#### [WHAT TO WORK ON]
The entries below contain pictures. Retype everything except those pictures, exactly as given.

#### [RECORDS SUPPLIED]
---------------

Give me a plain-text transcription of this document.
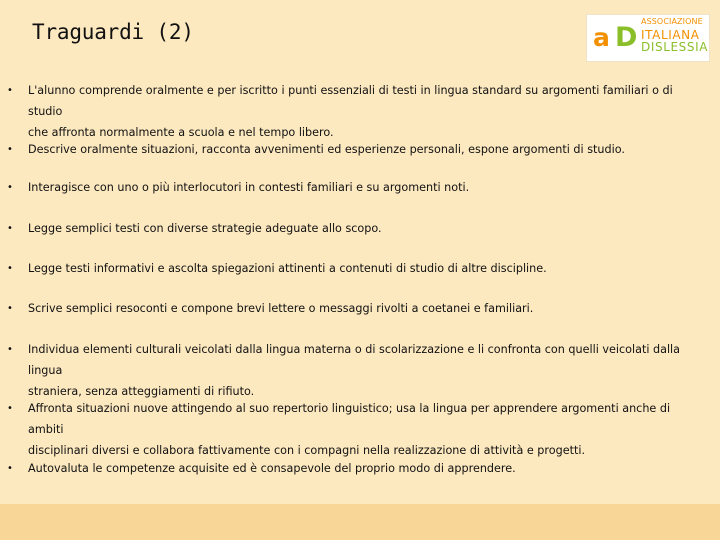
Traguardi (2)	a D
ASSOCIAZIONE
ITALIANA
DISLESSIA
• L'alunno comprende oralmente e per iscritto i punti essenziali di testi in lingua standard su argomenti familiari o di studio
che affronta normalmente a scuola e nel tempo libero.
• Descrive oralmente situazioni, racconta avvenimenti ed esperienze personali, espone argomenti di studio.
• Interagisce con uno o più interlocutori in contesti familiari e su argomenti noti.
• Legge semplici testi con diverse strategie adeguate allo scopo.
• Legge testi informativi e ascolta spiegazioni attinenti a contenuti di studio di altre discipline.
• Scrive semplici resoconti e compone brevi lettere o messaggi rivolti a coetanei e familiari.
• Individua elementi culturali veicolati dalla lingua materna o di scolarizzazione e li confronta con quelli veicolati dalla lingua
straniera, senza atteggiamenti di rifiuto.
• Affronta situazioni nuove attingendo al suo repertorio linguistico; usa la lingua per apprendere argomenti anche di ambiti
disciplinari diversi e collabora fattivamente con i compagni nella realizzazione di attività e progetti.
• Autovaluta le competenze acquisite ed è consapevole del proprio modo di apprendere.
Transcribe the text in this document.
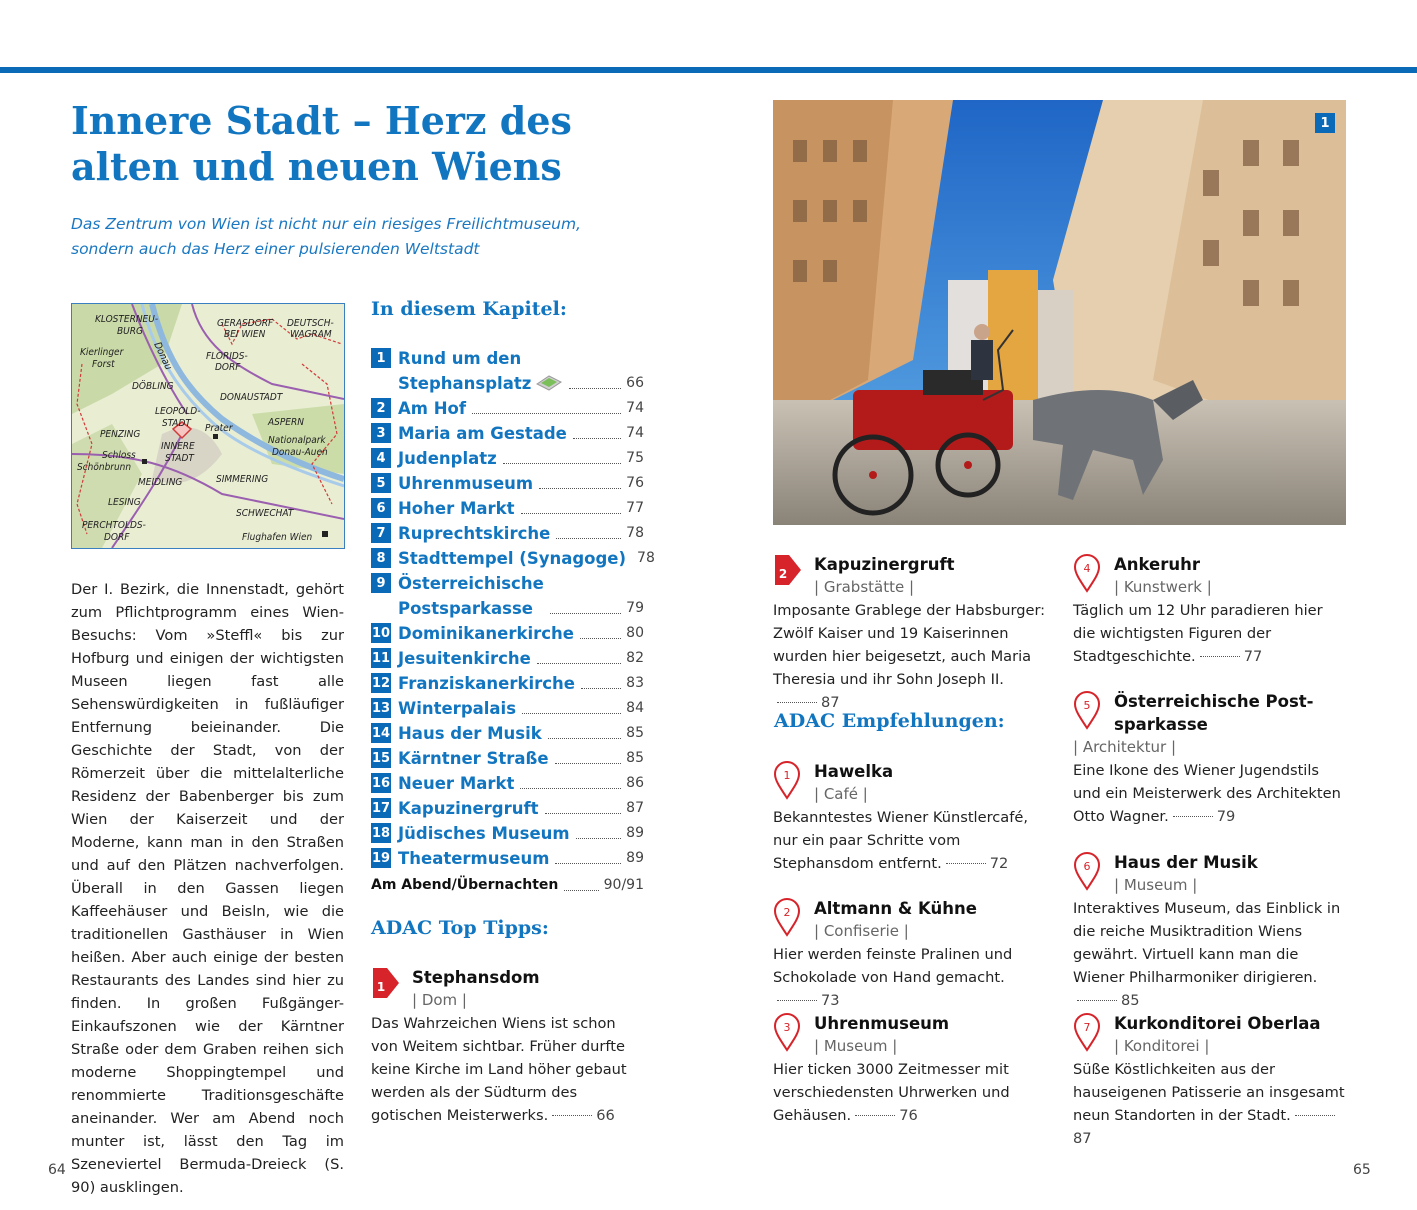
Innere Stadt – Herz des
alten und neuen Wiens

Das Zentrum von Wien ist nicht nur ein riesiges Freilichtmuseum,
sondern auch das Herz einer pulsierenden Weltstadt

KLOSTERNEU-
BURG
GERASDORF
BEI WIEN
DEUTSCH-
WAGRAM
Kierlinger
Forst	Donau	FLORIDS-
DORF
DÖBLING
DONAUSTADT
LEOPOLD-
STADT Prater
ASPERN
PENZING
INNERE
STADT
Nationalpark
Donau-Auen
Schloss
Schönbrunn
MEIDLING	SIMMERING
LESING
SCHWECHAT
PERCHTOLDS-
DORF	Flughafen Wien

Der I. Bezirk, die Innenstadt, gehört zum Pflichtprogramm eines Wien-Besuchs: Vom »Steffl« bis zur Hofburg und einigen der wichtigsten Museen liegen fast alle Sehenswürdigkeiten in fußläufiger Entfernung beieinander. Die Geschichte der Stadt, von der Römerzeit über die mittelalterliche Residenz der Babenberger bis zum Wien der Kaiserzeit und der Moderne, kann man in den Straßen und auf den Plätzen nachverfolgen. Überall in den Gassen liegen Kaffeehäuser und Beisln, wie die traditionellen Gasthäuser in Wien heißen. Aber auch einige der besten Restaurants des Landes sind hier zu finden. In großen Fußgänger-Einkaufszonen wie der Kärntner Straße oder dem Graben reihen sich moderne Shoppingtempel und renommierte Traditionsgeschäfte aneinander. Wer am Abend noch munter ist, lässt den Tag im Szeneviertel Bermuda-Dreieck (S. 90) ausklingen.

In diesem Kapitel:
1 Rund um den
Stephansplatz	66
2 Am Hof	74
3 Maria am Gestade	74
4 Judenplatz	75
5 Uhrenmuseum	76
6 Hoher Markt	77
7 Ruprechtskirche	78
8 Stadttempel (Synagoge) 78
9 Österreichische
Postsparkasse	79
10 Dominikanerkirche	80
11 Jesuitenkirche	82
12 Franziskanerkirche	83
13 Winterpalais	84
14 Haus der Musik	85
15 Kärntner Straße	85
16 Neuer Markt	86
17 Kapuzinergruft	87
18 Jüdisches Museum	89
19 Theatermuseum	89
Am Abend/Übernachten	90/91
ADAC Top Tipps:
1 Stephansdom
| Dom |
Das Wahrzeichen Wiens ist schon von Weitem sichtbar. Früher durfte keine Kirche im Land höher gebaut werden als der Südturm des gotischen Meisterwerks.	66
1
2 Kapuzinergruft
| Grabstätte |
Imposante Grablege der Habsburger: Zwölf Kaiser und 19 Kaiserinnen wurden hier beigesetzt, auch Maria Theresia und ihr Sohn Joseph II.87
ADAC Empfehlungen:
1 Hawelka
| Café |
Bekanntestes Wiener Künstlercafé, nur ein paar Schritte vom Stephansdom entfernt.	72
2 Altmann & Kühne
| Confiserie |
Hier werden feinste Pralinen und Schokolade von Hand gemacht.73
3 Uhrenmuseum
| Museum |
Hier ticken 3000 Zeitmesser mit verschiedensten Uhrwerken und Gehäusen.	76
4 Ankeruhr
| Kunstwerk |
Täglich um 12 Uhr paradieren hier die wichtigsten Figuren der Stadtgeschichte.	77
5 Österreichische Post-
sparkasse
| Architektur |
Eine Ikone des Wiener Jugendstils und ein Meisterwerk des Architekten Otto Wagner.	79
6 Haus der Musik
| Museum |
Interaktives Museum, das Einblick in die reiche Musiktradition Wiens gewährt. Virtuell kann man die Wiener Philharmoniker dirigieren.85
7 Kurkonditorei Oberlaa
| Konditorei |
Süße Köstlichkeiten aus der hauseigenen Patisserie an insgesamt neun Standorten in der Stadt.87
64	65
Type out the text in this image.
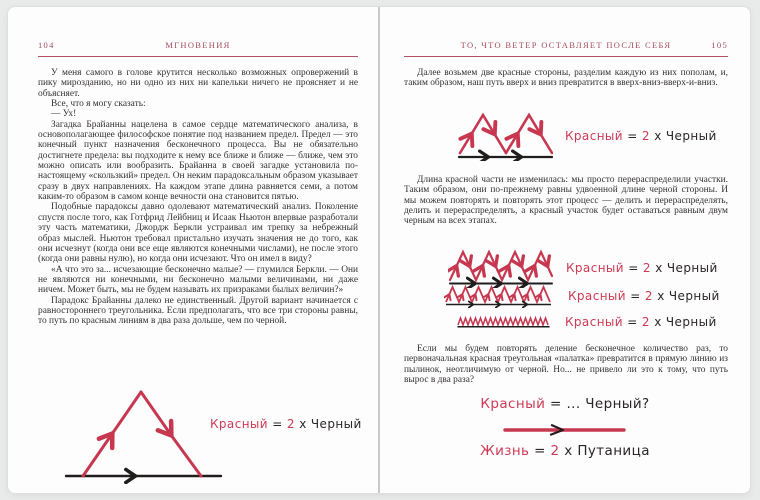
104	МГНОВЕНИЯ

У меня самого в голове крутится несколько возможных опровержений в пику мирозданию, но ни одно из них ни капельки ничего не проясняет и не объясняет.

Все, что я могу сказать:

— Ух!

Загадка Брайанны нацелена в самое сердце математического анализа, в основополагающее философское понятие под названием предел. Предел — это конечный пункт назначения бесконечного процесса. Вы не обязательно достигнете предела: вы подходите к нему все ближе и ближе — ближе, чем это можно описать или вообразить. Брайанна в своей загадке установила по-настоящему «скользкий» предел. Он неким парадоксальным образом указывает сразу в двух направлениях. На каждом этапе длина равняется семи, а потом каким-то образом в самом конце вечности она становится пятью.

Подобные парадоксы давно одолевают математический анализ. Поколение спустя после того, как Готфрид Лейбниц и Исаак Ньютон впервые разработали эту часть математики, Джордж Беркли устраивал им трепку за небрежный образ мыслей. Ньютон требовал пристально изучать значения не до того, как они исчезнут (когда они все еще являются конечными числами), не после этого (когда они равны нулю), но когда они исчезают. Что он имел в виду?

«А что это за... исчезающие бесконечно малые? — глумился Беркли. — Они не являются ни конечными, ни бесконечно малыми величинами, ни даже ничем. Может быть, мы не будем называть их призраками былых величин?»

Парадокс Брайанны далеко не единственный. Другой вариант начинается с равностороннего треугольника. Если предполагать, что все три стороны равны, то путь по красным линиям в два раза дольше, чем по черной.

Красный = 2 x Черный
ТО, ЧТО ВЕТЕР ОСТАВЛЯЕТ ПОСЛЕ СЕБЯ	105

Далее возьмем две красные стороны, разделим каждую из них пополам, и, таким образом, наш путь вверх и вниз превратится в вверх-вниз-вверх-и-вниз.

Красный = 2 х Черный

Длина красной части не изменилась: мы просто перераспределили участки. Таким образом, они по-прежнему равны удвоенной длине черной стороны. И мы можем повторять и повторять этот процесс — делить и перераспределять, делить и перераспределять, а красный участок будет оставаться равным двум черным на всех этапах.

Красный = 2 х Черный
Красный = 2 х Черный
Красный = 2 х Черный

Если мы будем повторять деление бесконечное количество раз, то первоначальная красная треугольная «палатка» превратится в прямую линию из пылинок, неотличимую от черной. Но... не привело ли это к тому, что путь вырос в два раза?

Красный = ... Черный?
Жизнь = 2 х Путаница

---------------

#### [EXERCISE ANSWER]
Give me a plain-text transcription of this document.
Traguardi (2)	a D
ASSOCIAZIONE
ITALIANA
DISLESSIA
• L'alunno comprende oralmente e per iscritto i punti essenziali di testi in lingua standard su argomenti familiari o di studio
che affronta normalmente a scuola e nel tempo libero.
• Descrive oralmente situazioni, racconta avvenimenti ed esperienze personali, espone argomenti di studio.
• Interagisce con uno o più interlocutori in contesti familiari e su argomenti noti.
• Legge semplici testi con diverse strategie adeguate allo scopo.
• Legge testi informativi e ascolta spiegazioni attinenti a contenuti di studio di altre discipline.
• Scrive semplici resoconti e compone brevi lettere o messaggi rivolti a coetanei e familiari.
• Individua elementi culturali veicolati dalla lingua materna o di scolarizzazione e li confronta con quelli veicolati dalla lingua
straniera, senza atteggiamenti di rifiuto.
• Affronta situazioni nuove attingendo al suo repertorio linguistico; usa la lingua per apprendere argomenti anche di ambiti
disciplinari diversi e collabora fattivamente con i compagni nella realizzazione di attività e progetti.
• Autovaluta le competenze acquisite ed è consapevole del proprio modo di apprendere.
Transcribe the text in this document.
Innere Stadt – Herz des
alten und neuen Wiens

Das Zentrum von Wien ist nicht nur ein riesiges Freilichtmuseum,
sondern auch das Herz einer pulsierenden Weltstadt

KLOSTERNEU-
BURG
GERASDORF
BEI WIEN
DEUTSCH-
WAGRAM
Kierlinger
Forst	Donau	FLORIDS-
DORF
DÖBLING
DONAUSTADT
LEOPOLD-
STADT Prater
ASPERN
PENZING
INNERE
STADT
Nationalpark
Donau-Auen
Schloss
Schönbrunn
MEIDLING	SIMMERING
LESING
SCHWECHAT
PERCHTOLDS-
DORF	Flughafen Wien

Der I. Bezirk, die Innenstadt, gehört zum Pflichtprogramm eines Wien-Besuchs: Vom »Steffl« bis zur Hofburg und einigen der wichtigsten Museen liegen fast alle Sehenswürdigkeiten in fußläufiger Entfernung beieinander. Die Geschichte der Stadt, von der Römerzeit über die mittelalterliche Residenz der Babenberger bis zum Wien der Kaiserzeit und der Moderne, kann man in den Straßen und auf den Plätzen nachverfolgen. Überall in den Gassen liegen Kaffeehäuser und Beisln, wie die traditionellen Gasthäuser in Wien heißen. Aber auch einige der besten Restaurants des Landes sind hier zu finden. In großen Fußgänger-Einkaufszonen wie der Kärntner Straße oder dem Graben reihen sich moderne Shoppingtempel und renommierte Traditionsgeschäfte aneinander. Wer am Abend noch munter ist, lässt den Tag im Szeneviertel Bermuda-Dreieck (S. 90) ausklingen.

In diesem Kapitel:
1 Rund um den
Stephansplatz	66
2 Am Hof	74
3 Maria am Gestade	74
4 Judenplatz	75
5 Uhrenmuseum	76
6 Hoher Markt	77
7 Ruprechtskirche	78
8 Stadttempel (Synagoge) 78
9 Österreichische
Postsparkasse	79
10 Dominikanerkirche	80
11 Jesuitenkirche	82
12 Franziskanerkirche	83
13 Winterpalais	84
14 Haus der Musik	85
15 Kärntner Straße	85
16 Neuer Markt	86
17 Kapuzinergruft	87
18 Jüdisches Museum	89
19 Theatermuseum	89
Am Abend/Übernachten	90/91
ADAC Top Tipps:
1 Stephansdom
| Dom |
Das Wahrzeichen Wiens ist schon von Weitem sichtbar. Früher durfte keine Kirche im Land höher gebaut werden als der Südturm des gotischen Meisterwerks.	66
1
2 Kapuzinergruft
| Grabstätte |
Imposante Grablege der Habsburger: Zwölf Kaiser und 19 Kaiserinnen wurden hier beigesetzt, auch Maria Theresia und ihr Sohn Joseph II.87
ADAC Empfehlungen:
1 Hawelka
| Café |
Bekanntestes Wiener Künstlercafé, nur ein paar Schritte vom Stephansdom entfernt.	72
2 Altmann & Kühne
| Confiserie |
Hier werden feinste Pralinen und Schokolade von Hand gemacht.73
3 Uhrenmuseum
| Museum |
Hier ticken 3000 Zeitmesser mit verschiedensten Uhrwerken und Gehäusen.	76
4 Ankeruhr
| Kunstwerk |
Täglich um 12 Uhr paradieren hier die wichtigsten Figuren der Stadtgeschichte.	77
5 Österreichische Post-
sparkasse
| Architektur |
Eine Ikone des Wiener Jugendstils und ein Meisterwerk des Architekten Otto Wagner.	79
6 Haus der Musik
| Museum |
Interaktives Museum, das Einblick in die reiche Musiktradition Wiens gewährt. Virtuell kann man die Wiener Philharmoniker dirigieren.85
7 Kurkonditorei Oberlaa
| Konditorei |
Süße Köstlichkeiten aus der hauseigenen Patisserie an insgesamt neun Standorten in der Stadt.87
64	65
Type out the text in this image.
104	МГНОВЕНИЯ

У меня самого в голове крутится несколько возможных опровержений в пику мирозданию, но ни одно из них ни капельки ничего не проясняет и не объясняет.

Все, что я могу сказать:

— Ух!

Загадка Брайанны нацелена в самое сердце математического анализа, в основополагающее философское понятие под названием предел. Предел — это конечный пункт назначения бесконечного процесса. Вы не обязательно достигнете предела: вы подходите к нему все ближе и ближе — ближе, чем это можно описать или вообразить. Брайанна в своей загадке установила по-настоящему «скользкий» предел. Он неким парадоксальным образом указывает сразу в двух направлениях. На каждом этапе длина равняется семи, а потом каким-то образом в самом конце вечности она становится пятью.

Подобные парадоксы давно одолевают математический анализ. Поколение спустя после того, как Готфрид Лейбниц и Исаак Ньютон впервые разработали эту часть математики, Джордж Беркли устраивал им трепку за небрежный образ мыслей. Ньютон требовал пристально изучать значения не до того, как они исчезнут (когда они все еще являются конечными числами), не после этого (когда они равны нулю), но когда они исчезают. Что он имел в виду?

«А что это за... исчезающие бесконечно малые? — глумился Беркли. — Они не являются ни конечными, ни бесконечно малыми величинами, ни даже ничем. Может быть, мы не будем называть их призраками былых величин?»

Парадокс Брайанны далеко не единственный. Другой вариант начинается с равностороннего треугольника. Если предполагать, что все три стороны равны, то путь по красным линиям в два раза дольше, чем по черной.

Красный = 2 x Черный
ТО, ЧТО ВЕТЕР ОСТАВЛЯЕТ ПОСЛЕ СЕБЯ	105

Далее возьмем две красные стороны, разделим каждую из них пополам, и, таким образом, наш путь вверх и вниз превратится в вверх-вниз-вверх-и-вниз.

Красный = 2 х Черный

Длина красной части не изменилась: мы просто перераспределили участки. Таким образом, они по-прежнему равны удвоенной длине черной стороны. И мы можем повторять и повторять этот процесс — делить и перераспределять, делить и перераспределять, а красный участок будет оставаться равным двум черным на всех этапах.

Красный = 2 х Черный
Красный = 2 х Черный
Красный = 2 х Черный

Если мы будем повторять деление бесконечное количество раз, то первоначальная красная треугольная «палатка» превратится в прямую линию из пылинок, неотличимую от черной. Но... не привело ли это к тому, что путь вырос в два раза?

Красный = ... Черный?
Жизнь = 2 х Путаница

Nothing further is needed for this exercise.